## Data to use
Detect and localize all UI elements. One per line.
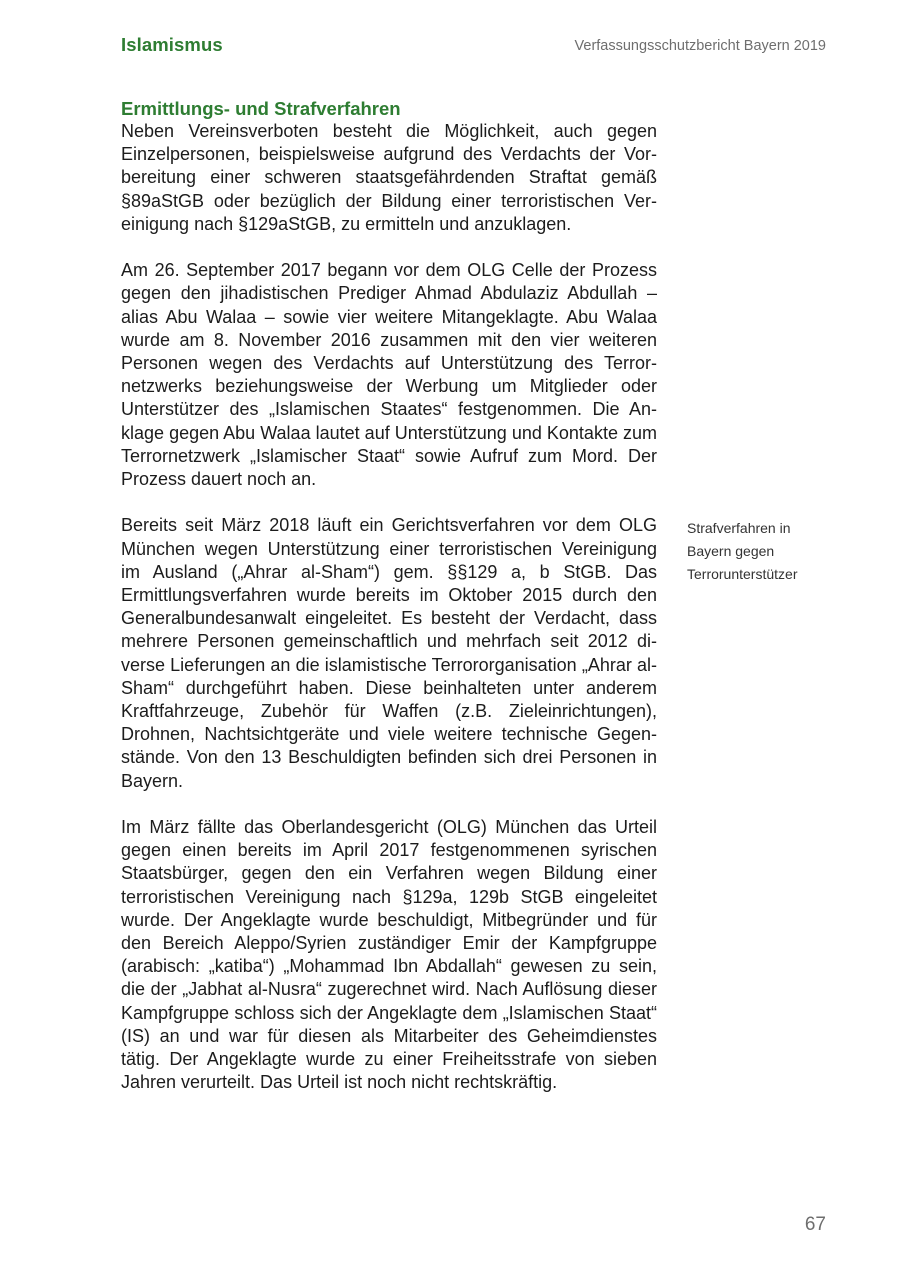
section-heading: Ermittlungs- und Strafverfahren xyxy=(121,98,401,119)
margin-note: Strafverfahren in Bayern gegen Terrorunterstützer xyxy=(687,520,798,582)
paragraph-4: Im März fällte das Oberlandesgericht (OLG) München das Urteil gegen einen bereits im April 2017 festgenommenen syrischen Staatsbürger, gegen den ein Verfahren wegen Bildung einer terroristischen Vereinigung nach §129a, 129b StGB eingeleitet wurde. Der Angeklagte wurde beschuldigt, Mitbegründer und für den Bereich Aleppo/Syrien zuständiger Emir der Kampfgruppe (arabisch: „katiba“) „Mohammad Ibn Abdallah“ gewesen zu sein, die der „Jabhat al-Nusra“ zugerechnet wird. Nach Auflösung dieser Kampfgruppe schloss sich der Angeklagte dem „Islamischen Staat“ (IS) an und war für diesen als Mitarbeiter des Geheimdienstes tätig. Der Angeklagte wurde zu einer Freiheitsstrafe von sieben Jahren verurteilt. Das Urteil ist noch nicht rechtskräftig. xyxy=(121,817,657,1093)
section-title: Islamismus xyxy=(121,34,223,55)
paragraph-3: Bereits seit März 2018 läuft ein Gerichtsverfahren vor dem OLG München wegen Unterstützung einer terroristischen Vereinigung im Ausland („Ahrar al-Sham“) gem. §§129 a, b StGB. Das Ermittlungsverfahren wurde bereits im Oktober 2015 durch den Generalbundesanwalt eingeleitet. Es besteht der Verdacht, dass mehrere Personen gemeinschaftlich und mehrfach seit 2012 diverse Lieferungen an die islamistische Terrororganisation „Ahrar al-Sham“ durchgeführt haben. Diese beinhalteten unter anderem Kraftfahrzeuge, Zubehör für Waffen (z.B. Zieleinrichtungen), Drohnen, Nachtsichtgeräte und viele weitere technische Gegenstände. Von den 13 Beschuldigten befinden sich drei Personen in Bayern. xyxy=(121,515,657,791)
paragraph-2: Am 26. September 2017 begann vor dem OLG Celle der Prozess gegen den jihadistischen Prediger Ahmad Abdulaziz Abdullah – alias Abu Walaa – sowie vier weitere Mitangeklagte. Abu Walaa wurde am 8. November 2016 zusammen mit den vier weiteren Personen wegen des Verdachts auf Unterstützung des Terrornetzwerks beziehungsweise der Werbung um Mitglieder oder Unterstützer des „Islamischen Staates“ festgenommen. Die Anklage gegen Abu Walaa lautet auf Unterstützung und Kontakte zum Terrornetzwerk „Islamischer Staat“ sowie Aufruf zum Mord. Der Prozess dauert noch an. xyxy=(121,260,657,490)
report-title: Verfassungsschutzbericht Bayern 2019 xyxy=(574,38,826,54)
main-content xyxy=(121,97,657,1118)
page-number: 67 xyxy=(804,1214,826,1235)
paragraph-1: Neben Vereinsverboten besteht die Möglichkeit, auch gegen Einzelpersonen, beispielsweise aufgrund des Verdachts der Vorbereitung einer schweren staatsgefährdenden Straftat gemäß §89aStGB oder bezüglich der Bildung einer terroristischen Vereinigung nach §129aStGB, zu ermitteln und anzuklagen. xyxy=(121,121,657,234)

--

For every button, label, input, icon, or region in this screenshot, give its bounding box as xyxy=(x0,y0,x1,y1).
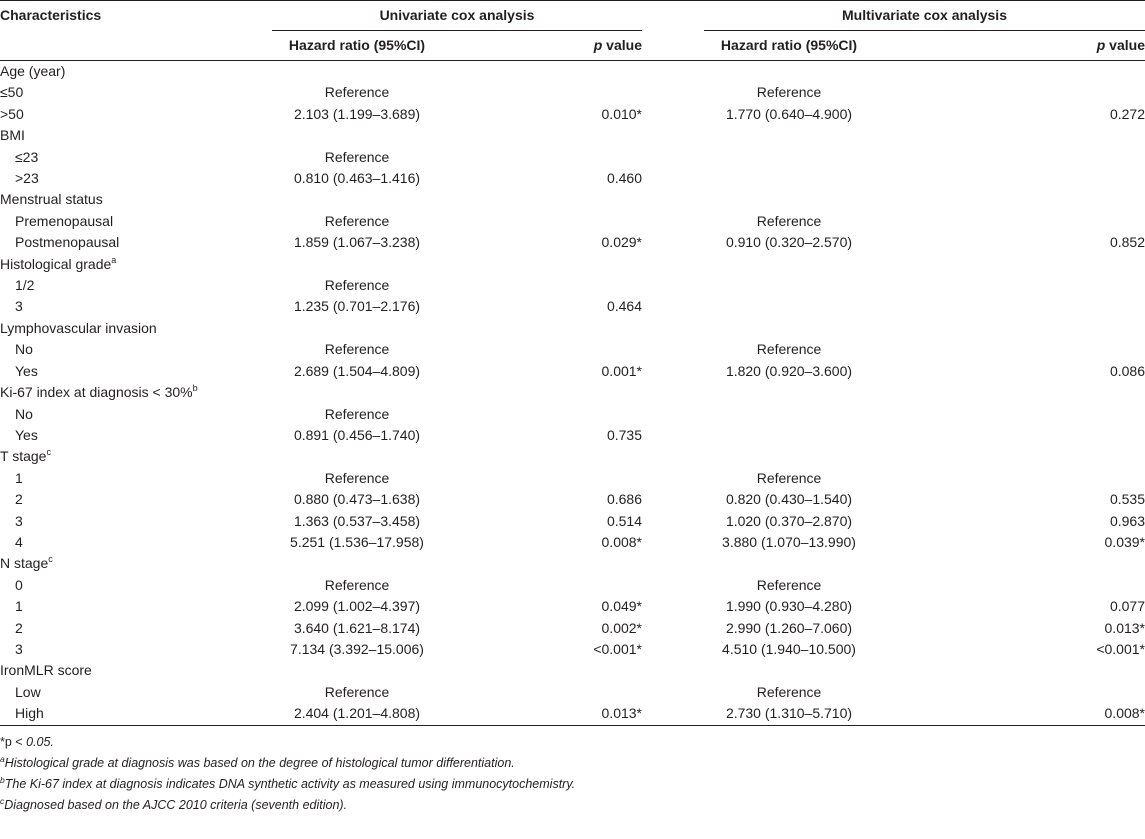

--

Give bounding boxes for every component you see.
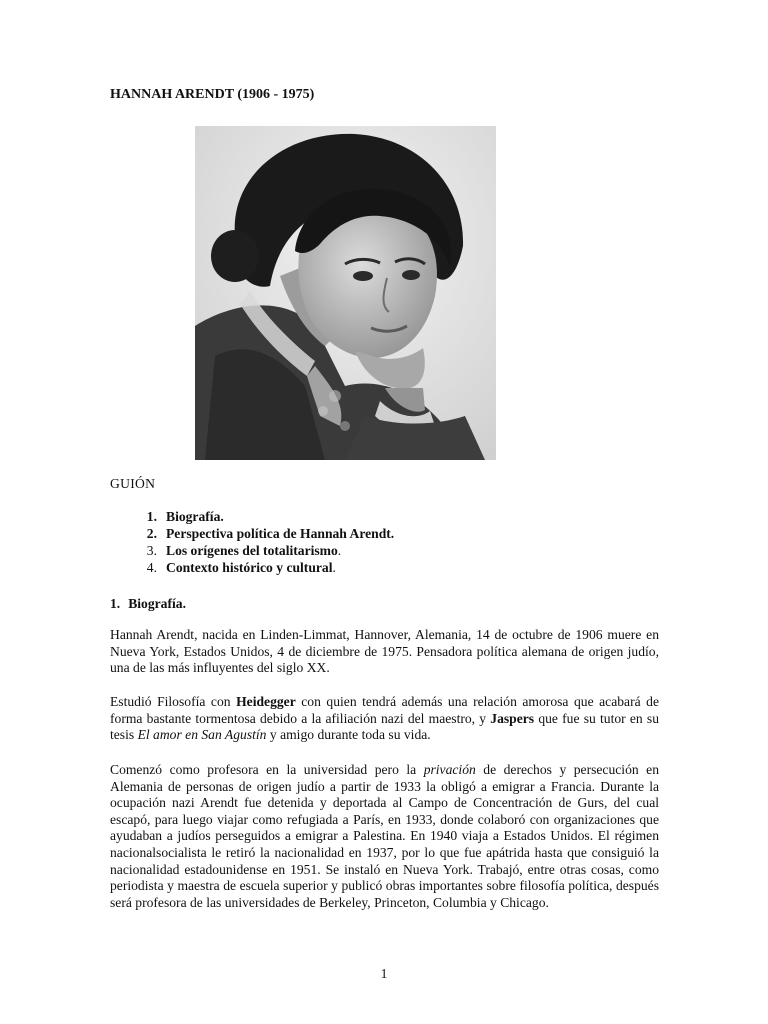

## Instructions for the task
Check all the records above and select each line where the string "every" is found.

## Answer to this exercise
For every button, label, input, icon, or region in this screenshot, give its bounding box as xyxy=(x0,y0,x1,y1).
Give bounding boxes for every component you see.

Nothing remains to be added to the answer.